What is required:
Using the material that follows, identify and copy each line with the string "values".

Stored data:
.....
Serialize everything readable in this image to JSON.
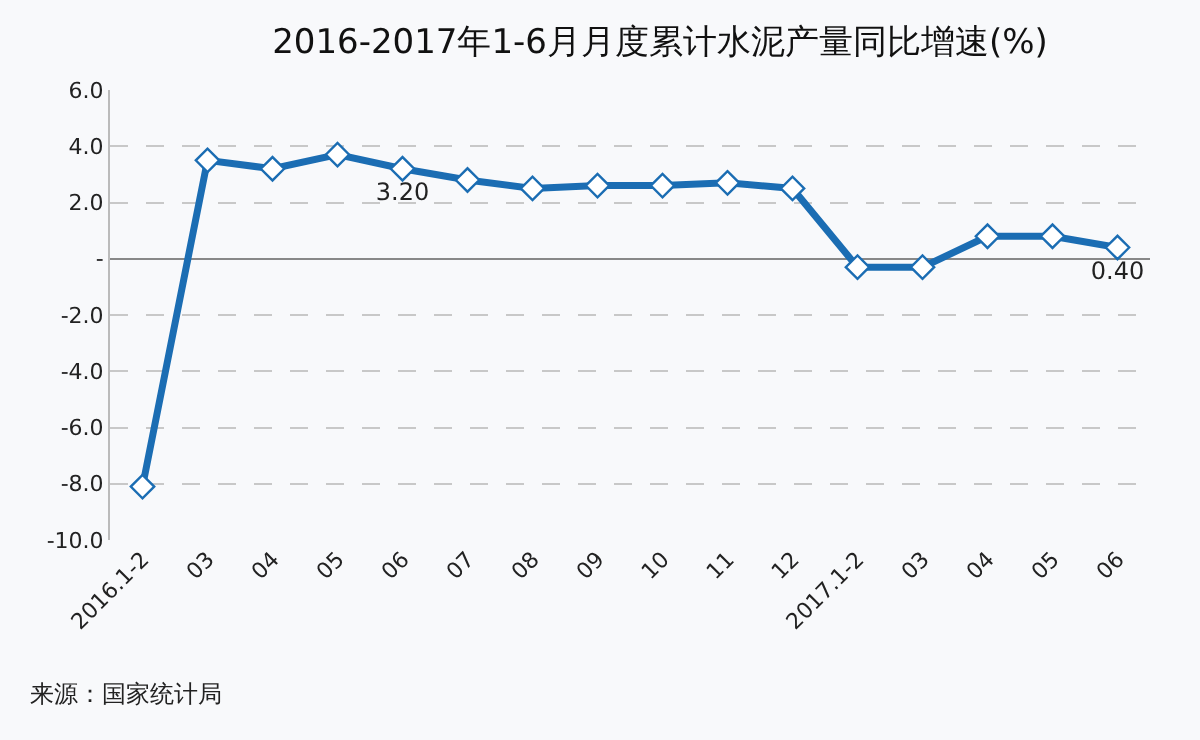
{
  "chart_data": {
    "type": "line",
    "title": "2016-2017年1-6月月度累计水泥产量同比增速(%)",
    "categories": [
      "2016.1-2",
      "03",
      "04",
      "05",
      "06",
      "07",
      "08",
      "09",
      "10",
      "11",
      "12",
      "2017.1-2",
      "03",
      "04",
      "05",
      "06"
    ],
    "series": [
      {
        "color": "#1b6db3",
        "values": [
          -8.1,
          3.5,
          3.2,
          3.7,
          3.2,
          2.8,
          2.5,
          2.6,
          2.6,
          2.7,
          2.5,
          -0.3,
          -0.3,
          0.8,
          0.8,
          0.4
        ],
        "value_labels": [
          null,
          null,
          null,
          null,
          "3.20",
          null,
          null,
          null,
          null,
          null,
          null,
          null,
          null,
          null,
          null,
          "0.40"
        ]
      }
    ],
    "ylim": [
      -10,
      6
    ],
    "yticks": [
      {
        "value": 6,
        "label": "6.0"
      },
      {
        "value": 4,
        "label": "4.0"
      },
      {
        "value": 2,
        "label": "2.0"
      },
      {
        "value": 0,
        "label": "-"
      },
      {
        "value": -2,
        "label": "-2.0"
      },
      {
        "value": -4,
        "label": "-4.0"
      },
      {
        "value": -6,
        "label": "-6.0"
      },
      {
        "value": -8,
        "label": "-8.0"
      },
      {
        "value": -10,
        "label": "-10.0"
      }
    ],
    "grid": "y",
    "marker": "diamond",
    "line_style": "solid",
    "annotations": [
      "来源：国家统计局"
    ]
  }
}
.....
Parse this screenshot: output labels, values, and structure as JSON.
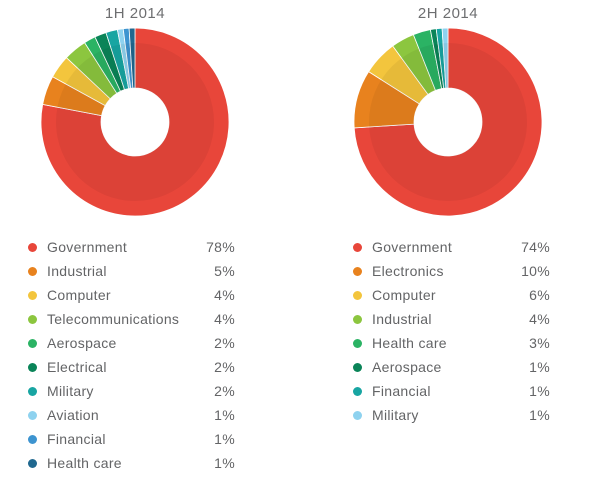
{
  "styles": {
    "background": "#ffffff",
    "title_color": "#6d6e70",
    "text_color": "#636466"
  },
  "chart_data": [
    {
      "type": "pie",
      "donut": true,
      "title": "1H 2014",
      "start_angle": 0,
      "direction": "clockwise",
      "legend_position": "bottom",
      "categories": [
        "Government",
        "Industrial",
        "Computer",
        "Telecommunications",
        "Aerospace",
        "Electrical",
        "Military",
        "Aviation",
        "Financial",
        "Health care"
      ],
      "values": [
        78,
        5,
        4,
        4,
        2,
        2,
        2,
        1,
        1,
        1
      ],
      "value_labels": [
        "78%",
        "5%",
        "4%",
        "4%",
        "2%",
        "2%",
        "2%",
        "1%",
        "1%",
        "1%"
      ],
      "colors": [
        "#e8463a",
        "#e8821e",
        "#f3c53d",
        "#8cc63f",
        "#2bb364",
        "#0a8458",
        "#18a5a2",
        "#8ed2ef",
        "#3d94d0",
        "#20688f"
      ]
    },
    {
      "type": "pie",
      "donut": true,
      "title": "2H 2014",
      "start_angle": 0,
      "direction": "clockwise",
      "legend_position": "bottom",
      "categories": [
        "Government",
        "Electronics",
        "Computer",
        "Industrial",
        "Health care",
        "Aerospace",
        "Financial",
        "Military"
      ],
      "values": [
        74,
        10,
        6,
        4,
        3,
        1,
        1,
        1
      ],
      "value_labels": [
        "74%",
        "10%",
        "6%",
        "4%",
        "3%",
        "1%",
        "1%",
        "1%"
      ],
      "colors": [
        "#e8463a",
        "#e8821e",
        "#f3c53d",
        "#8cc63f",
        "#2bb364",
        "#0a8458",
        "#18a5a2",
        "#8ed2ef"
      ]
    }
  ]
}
.....
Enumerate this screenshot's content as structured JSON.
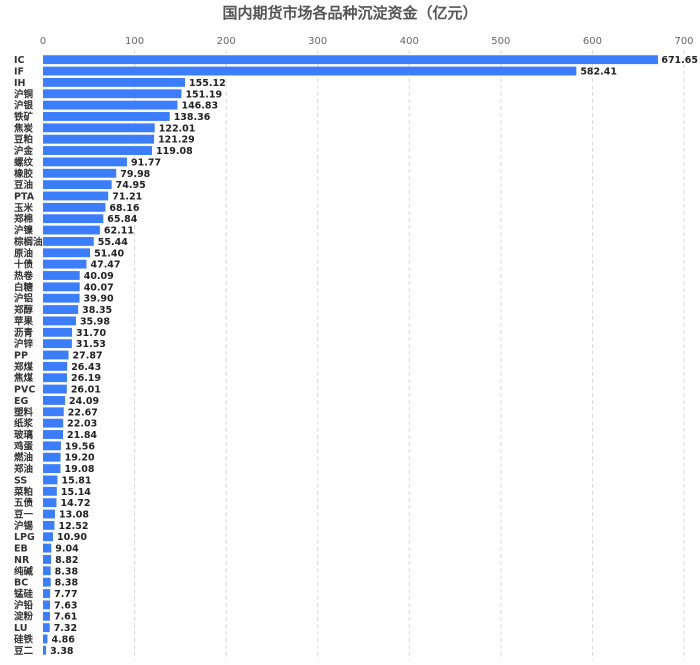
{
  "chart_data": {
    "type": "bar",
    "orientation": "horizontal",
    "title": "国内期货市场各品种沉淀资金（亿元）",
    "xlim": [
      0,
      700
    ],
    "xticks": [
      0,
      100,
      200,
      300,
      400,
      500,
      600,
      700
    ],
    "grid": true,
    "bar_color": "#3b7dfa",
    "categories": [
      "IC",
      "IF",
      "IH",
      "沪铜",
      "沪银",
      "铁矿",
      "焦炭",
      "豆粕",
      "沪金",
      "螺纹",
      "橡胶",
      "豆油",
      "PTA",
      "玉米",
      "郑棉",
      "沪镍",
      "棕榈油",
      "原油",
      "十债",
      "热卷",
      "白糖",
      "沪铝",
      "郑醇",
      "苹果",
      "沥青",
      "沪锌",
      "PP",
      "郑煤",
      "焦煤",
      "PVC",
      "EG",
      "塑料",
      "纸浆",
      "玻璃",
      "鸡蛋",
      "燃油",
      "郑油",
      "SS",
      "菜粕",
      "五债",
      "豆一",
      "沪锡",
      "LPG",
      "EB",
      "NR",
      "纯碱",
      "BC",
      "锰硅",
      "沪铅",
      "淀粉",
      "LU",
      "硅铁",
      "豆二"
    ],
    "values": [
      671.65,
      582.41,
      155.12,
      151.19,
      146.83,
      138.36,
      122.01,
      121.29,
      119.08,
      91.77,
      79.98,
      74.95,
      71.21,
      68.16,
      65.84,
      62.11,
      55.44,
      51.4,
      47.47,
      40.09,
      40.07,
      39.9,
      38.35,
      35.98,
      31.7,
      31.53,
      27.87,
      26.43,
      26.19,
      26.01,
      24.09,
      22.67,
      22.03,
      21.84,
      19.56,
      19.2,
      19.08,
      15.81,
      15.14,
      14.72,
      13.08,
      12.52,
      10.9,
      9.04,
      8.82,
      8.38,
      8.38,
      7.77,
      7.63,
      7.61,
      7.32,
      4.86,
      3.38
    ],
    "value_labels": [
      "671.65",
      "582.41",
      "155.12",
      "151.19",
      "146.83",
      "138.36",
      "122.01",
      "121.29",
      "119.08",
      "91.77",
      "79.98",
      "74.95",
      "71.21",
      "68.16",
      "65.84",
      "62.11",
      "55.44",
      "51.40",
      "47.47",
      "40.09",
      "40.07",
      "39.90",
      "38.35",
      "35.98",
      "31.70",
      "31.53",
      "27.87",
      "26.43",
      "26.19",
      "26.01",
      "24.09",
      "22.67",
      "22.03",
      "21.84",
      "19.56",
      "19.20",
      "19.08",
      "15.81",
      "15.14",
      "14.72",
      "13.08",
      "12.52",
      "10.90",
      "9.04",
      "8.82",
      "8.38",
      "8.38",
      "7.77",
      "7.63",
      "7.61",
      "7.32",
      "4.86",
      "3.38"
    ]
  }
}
.....
Final answer:
        "values": [
Parse this screenshot: output labels, values, and structure as JSON.
      "values": [
      "values": [
    "values": [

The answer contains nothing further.